Instructions for the task: Select and copy every line of the data below that contains the string "警察蜀黍送来夏日清凉".

[START OF Entries shown]

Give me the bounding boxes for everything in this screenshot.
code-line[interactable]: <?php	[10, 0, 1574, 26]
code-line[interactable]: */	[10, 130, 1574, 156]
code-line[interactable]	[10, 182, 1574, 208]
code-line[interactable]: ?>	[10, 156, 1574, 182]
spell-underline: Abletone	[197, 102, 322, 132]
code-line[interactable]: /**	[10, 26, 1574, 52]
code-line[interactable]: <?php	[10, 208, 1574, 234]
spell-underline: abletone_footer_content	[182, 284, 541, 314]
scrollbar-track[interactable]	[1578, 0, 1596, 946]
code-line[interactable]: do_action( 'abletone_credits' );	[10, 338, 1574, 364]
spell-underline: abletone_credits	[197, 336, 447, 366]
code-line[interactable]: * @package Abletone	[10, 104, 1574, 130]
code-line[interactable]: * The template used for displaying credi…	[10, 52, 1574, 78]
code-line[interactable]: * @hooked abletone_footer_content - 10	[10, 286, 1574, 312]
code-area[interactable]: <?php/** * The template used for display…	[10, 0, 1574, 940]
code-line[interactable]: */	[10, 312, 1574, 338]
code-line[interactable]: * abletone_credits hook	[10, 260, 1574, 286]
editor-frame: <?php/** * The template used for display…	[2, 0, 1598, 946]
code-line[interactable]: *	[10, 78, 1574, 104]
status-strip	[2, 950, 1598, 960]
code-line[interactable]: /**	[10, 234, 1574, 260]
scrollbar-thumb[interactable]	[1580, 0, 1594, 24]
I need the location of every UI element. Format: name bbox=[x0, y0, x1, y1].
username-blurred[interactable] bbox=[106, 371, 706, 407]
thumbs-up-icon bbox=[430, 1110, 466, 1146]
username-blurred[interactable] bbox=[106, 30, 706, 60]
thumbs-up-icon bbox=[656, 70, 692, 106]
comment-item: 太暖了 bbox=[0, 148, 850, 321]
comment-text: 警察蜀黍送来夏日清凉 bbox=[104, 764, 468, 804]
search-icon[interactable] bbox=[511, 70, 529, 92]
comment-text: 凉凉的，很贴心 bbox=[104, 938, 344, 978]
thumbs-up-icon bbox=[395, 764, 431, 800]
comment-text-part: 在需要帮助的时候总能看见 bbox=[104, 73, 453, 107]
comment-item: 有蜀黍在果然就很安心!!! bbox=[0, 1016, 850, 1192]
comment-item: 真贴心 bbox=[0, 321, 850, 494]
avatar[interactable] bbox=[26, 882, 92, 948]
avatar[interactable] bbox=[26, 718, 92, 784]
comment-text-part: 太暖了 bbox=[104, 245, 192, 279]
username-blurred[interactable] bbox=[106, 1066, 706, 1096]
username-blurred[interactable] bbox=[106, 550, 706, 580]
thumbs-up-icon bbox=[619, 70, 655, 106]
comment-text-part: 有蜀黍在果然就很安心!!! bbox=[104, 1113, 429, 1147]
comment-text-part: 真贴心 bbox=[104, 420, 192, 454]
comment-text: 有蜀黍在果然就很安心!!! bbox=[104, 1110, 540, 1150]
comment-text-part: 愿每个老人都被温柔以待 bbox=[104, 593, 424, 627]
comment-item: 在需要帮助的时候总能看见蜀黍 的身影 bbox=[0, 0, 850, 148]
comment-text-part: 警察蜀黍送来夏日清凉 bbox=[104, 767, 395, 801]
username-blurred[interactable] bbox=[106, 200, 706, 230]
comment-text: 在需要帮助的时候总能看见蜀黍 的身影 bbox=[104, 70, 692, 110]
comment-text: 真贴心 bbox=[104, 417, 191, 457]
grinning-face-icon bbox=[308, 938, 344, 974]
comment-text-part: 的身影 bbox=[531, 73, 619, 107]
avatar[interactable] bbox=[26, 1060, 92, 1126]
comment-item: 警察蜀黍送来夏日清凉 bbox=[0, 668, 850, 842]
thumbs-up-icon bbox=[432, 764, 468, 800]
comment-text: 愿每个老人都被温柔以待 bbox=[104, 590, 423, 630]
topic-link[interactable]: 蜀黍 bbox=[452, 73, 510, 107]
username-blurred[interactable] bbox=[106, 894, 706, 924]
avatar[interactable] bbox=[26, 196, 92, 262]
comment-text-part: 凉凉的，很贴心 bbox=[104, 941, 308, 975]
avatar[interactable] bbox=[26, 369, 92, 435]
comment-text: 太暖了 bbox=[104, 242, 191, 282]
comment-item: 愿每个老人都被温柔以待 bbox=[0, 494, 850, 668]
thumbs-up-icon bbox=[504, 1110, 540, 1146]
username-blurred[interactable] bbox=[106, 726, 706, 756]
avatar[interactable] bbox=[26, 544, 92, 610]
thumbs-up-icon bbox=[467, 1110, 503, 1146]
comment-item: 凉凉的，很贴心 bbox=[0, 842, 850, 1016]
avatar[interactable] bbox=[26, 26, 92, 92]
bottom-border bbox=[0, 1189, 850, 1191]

[END OF Entries shown]

Answer:
comment-text: 警察蜀黍送来夏日清凉 bbox=[104, 764, 468, 804]
comment-text-part: 警察蜀黍送来夏日清凉 bbox=[104, 767, 395, 801]
comment-item: 警察蜀黍送来夏日清凉 bbox=[0, 668, 850, 842]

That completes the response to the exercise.